* _Task brief_: Go through the entries below and count the lines holding the word "annotation". Reply with only the number, please.

* _Dataset entries on figures_:
+--

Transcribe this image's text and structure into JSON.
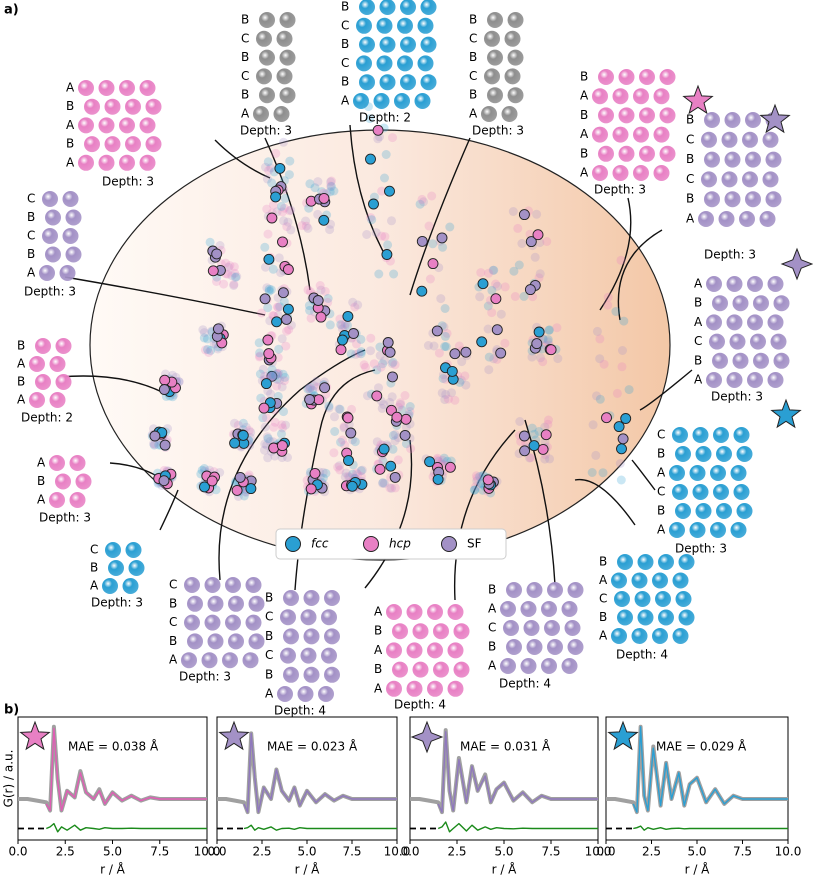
{
  "panel_labels": [
    "a)",
    "b)"
  ],
  "panel_a": {
    "structures": [
      {
        "layers": [
          "A",
          "B",
          "A",
          "B",
          "A"
        ],
        "depth": "Depth: 3",
        "color": "#e880c4"
      },
      {
        "layers": [
          "C",
          "B",
          "C",
          "B",
          "A"
        ],
        "depth": "Depth: 3",
        "color": "#a391c6"
      },
      {
        "layers": [
          "B",
          "A",
          "B",
          "A"
        ],
        "depth": "Depth: 2",
        "color": "#e880c4"
      },
      {
        "layers": [
          "A",
          "B",
          "A"
        ],
        "depth": "Depth: 3",
        "color": "#e880c4"
      },
      {
        "layers": [
          "C",
          "B",
          "A"
        ],
        "depth": "Depth: 3",
        "color": "#2a9fd3"
      },
      {
        "layers": [
          "B",
          "C",
          "B",
          "C",
          "B",
          "A"
        ],
        "depth": "Depth: 3",
        "color": "#8e8e8e"
      },
      {
        "layers": [
          "B",
          "C",
          "B",
          "C",
          "B",
          "A"
        ],
        "depth": "Depth: 2",
        "color": "#2a9fd3"
      },
      {
        "layers": [
          "B",
          "C",
          "B",
          "C",
          "B",
          "A"
        ],
        "depth": "Depth: 3",
        "color": "#8e8e8e"
      },
      {
        "layers": [
          "B",
          "A",
          "B",
          "A",
          "B",
          "A"
        ],
        "depth": "Depth: 3",
        "color": "#e880c4",
        "marker": "star"
      },
      {
        "layers": [
          "B",
          "C",
          "B",
          "C",
          "B",
          "A"
        ],
        "depth": "Depth: 3",
        "color": "#a391c6",
        "marker": "star"
      },
      {
        "layers": [
          "A",
          "B",
          "A",
          "C",
          "B",
          "A"
        ],
        "depth": "Depth: 3",
        "color": "#a391c6",
        "marker": "diamond"
      },
      {
        "layers": [
          "C",
          "B",
          "A",
          "C",
          "B",
          "A"
        ],
        "depth": "Depth: 3",
        "color": "#2a9fd3",
        "marker": "star"
      },
      {
        "layers": [
          "B",
          "A",
          "C",
          "B",
          "A"
        ],
        "depth": "Depth: 4",
        "color": "#2a9fd3"
      },
      {
        "layers": [
          "B",
          "A",
          "C",
          "B",
          "A"
        ],
        "depth": "Depth: 4",
        "color": "#a391c6"
      },
      {
        "layers": [
          "A",
          "B",
          "A",
          "B",
          "A"
        ],
        "depth": "Depth: 4",
        "color": "#e880c4"
      },
      {
        "layers": [
          "B",
          "C",
          "B",
          "C",
          "B",
          "A"
        ],
        "depth": "Depth: 4",
        "color": "#a391c6"
      },
      {
        "layers": [
          "C",
          "B",
          "C",
          "B",
          "A"
        ],
        "depth": "Depth: 3",
        "color": "#a391c6"
      }
    ],
    "legend": [
      {
        "label": "fcc",
        "color": "#2a9fd3"
      },
      {
        "label": "hcp",
        "color": "#e880c4"
      },
      {
        "label": "SF",
        "color": "#a391c6"
      }
    ]
  },
  "chart_data": [
    {
      "type": "line",
      "annotation": "MAE = 0.038 Å",
      "xlabel": "r / Å",
      "ylabel": "G(r) / a.u.",
      "marker": "star",
      "marker_color": "#e880c4",
      "x": [
        0,
        0.5,
        1,
        1.5,
        1.7,
        1.9,
        2.1,
        2.3,
        2.6,
        3,
        3.3,
        3.6,
        4,
        4.3,
        4.6,
        5,
        5.5,
        6,
        6.5,
        7,
        7.5,
        8,
        9,
        10
      ],
      "series": [
        {
          "color": "#a0a0a0",
          "values": [
            1.0,
            1.0,
            0.9,
            0.8,
            0.3,
            5.4,
            2.2,
            0.3,
            1.5,
            1.1,
            2.7,
            1.4,
            1.0,
            1.6,
            0.7,
            1.4,
            0.9,
            1.2,
            0.9,
            1.1,
            1.0,
            1.0,
            1.0,
            1.0
          ]
        },
        {
          "color": "#e05cb4",
          "values": [
            null,
            null,
            null,
            0.7,
            0.3,
            5.3,
            2.1,
            0.3,
            1.5,
            1.1,
            2.6,
            1.4,
            1.0,
            1.5,
            0.7,
            1.4,
            0.9,
            1.2,
            0.9,
            1.1,
            1.0,
            1.0,
            1.0,
            1.0
          ]
        },
        {
          "color": "#1a8a1a",
          "values": [
            null,
            null,
            null,
            -0.8,
            -0.7,
            -0.5,
            -1.0,
            -0.7,
            -0.9,
            -0.6,
            -0.9,
            -0.75,
            -0.8,
            -0.85,
            -0.75,
            -0.8,
            -0.8,
            -0.78,
            -0.8,
            -0.8,
            -0.8,
            -0.8,
            -0.8,
            -0.8
          ]
        },
        {
          "color": "#000000",
          "dashed": true,
          "values": [
            -0.8,
            -0.8,
            -0.8,
            -0.8,
            null,
            null,
            null,
            null,
            null,
            null,
            null,
            null,
            null,
            null,
            null,
            null,
            null,
            null,
            null,
            null,
            null,
            null,
            null,
            null
          ]
        }
      ],
      "xlim": [
        0,
        10
      ],
      "ylim": [
        -1.5,
        6
      ],
      "xticks": [
        {
          "value": 0,
          "label": "0.0"
        },
        {
          "value": 2.5,
          "label": "2.5"
        },
        {
          "value": 5,
          "label": "5.0"
        },
        {
          "value": 7.5,
          "label": "7.5"
        },
        {
          "value": 10,
          "label": "10.0"
        }
      ]
    },
    {
      "type": "line",
      "annotation": "MAE = 0.023 Å",
      "xlabel": "r / Å",
      "marker": "star",
      "marker_color": "#a391c6",
      "x": [
        0,
        0.5,
        1,
        1.5,
        1.7,
        1.9,
        2.1,
        2.3,
        2.6,
        3,
        3.3,
        3.6,
        4,
        4.3,
        4.6,
        5,
        5.5,
        6,
        6.5,
        7,
        7.5,
        8,
        9,
        10
      ],
      "series": [
        {
          "color": "#a0a0a0",
          "values": [
            1.0,
            1.0,
            0.9,
            0.8,
            0.2,
            5.0,
            2.3,
            0.2,
            1.7,
            1.0,
            2.8,
            1.5,
            0.9,
            1.7,
            0.6,
            1.5,
            0.8,
            1.3,
            0.9,
            1.2,
            1.0,
            1.0,
            1.0,
            1.0
          ]
        },
        {
          "color": "#8f78bd",
          "values": [
            null,
            null,
            null,
            0.7,
            0.2,
            5.0,
            2.3,
            0.2,
            1.7,
            1.0,
            2.8,
            1.5,
            0.9,
            1.7,
            0.6,
            1.5,
            0.8,
            1.3,
            0.9,
            1.2,
            1.0,
            1.0,
            1.0,
            1.0
          ]
        },
        {
          "color": "#1a8a1a",
          "values": [
            null,
            null,
            null,
            -0.8,
            -0.75,
            -0.6,
            -0.9,
            -0.75,
            -0.85,
            -0.7,
            -0.9,
            -0.8,
            -0.78,
            -0.85,
            -0.75,
            -0.8,
            -0.8,
            -0.8,
            -0.8,
            -0.8,
            -0.8,
            -0.8,
            -0.8,
            -0.8
          ]
        },
        {
          "color": "#000000",
          "dashed": true,
          "values": [
            -0.8,
            -0.8,
            -0.8,
            -0.8,
            null,
            null,
            null,
            null,
            null,
            null,
            null,
            null,
            null,
            null,
            null,
            null,
            null,
            null,
            null,
            null,
            null,
            null,
            null,
            null
          ]
        }
      ],
      "xlim": [
        0,
        10
      ],
      "ylim": [
        -1.5,
        6
      ],
      "xticks": [
        {
          "value": 0,
          "label": "0.0"
        },
        {
          "value": 2.5,
          "label": "2.5"
        },
        {
          "value": 5,
          "label": "5.0"
        },
        {
          "value": 7.5,
          "label": "7.5"
        },
        {
          "value": 10,
          "label": "10.0"
        }
      ]
    },
    {
      "type": "line",
      "annotation": "MAE = 0.031 Å",
      "xlabel": "r / Å",
      "marker": "diamond",
      "marker_color": "#a391c6",
      "x": [
        0,
        0.5,
        1,
        1.5,
        1.7,
        1.9,
        2.1,
        2.3,
        2.6,
        3,
        3.3,
        3.6,
        4,
        4.3,
        4.6,
        5,
        5.5,
        6,
        6.5,
        7,
        7.5,
        8,
        9,
        10
      ],
      "series": [
        {
          "color": "#a0a0a0",
          "values": [
            1.0,
            1.0,
            0.9,
            0.8,
            0.2,
            5.2,
            1.5,
            0.3,
            3.5,
            0.8,
            3.0,
            1.5,
            2.5,
            0.8,
            1.6,
            2.0,
            0.9,
            1.4,
            0.8,
            1.2,
            1.0,
            1.0,
            1.0,
            1.0
          ]
        },
        {
          "color": "#8f78bd",
          "values": [
            null,
            null,
            null,
            0.7,
            0.2,
            5.1,
            1.5,
            0.3,
            3.4,
            0.8,
            3.0,
            1.5,
            2.4,
            0.8,
            1.6,
            2.0,
            0.9,
            1.4,
            0.8,
            1.2,
            1.0,
            1.0,
            1.0,
            1.0
          ]
        },
        {
          "color": "#1a8a1a",
          "values": [
            null,
            null,
            null,
            -0.8,
            -0.7,
            -0.4,
            -1.0,
            -0.8,
            -0.5,
            -0.95,
            -0.6,
            -0.9,
            -0.7,
            -0.85,
            -0.75,
            -0.8,
            -0.82,
            -0.78,
            -0.8,
            -0.8,
            -0.8,
            -0.8,
            -0.8,
            -0.8
          ]
        },
        {
          "color": "#000000",
          "dashed": true,
          "values": [
            -0.8,
            -0.8,
            -0.8,
            -0.8,
            null,
            null,
            null,
            null,
            null,
            null,
            null,
            null,
            null,
            null,
            null,
            null,
            null,
            null,
            null,
            null,
            null,
            null,
            null,
            null
          ]
        }
      ],
      "xlim": [
        0,
        10
      ],
      "ylim": [
        -1.5,
        6
      ],
      "xticks": [
        {
          "value": 0,
          "label": "0.0"
        },
        {
          "value": 2.5,
          "label": "2.5"
        },
        {
          "value": 5,
          "label": "5.0"
        },
        {
          "value": 7.5,
          "label": "7.5"
        },
        {
          "value": 10,
          "label": "10.0"
        }
      ]
    },
    {
      "type": "line",
      "annotation": "MAE = 0.029 Å",
      "xlabel": "r / Å",
      "marker": "star",
      "marker_color": "#2a9fd3",
      "x": [
        0,
        0.5,
        1,
        1.5,
        1.7,
        1.9,
        2.1,
        2.3,
        2.6,
        3,
        3.3,
        3.6,
        4,
        4.3,
        4.6,
        5,
        5.5,
        6,
        6.5,
        7,
        7.5,
        8,
        9,
        10
      ],
      "series": [
        {
          "color": "#a0a0a0",
          "values": [
            1.0,
            1.0,
            0.9,
            0.8,
            0.2,
            5.4,
            1.2,
            0.3,
            4.2,
            0.6,
            3.2,
            1.0,
            2.6,
            0.6,
            1.9,
            2.3,
            0.8,
            1.6,
            0.7,
            1.2,
            1.0,
            1.0,
            1.0,
            1.0
          ]
        },
        {
          "color": "#2a9fd3",
          "values": [
            null,
            null,
            null,
            0.7,
            0.2,
            5.4,
            1.2,
            0.3,
            4.1,
            0.6,
            3.2,
            1.0,
            2.6,
            0.6,
            1.9,
            2.3,
            0.8,
            1.6,
            0.7,
            1.2,
            1.0,
            1.0,
            1.0,
            1.0
          ]
        },
        {
          "color": "#1a8a1a",
          "values": [
            null,
            null,
            null,
            -0.8,
            -0.75,
            -0.65,
            -0.9,
            -0.75,
            -0.85,
            -0.75,
            -0.85,
            -0.8,
            -0.78,
            -0.82,
            -0.8,
            -0.8,
            -0.8,
            -0.8,
            -0.8,
            -0.8,
            -0.8,
            -0.8,
            -0.8,
            -0.8
          ]
        },
        {
          "color": "#000000",
          "dashed": true,
          "values": [
            -0.8,
            -0.8,
            -0.8,
            -0.8,
            null,
            null,
            null,
            null,
            null,
            null,
            null,
            null,
            null,
            null,
            null,
            null,
            null,
            null,
            null,
            null,
            null,
            null,
            null,
            null
          ]
        }
      ],
      "xlim": [
        0,
        10
      ],
      "ylim": [
        -1.5,
        6
      ],
      "xticks": [
        {
          "value": 0,
          "label": "0.0"
        },
        {
          "value": 2.5,
          "label": "2.5"
        },
        {
          "value": 5,
          "label": "5.0"
        },
        {
          "value": 7.5,
          "label": "7.5"
        },
        {
          "value": 10,
          "label": "10.0"
        }
      ]
    }
  ]
}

+--

* _Result of this exercise_: 4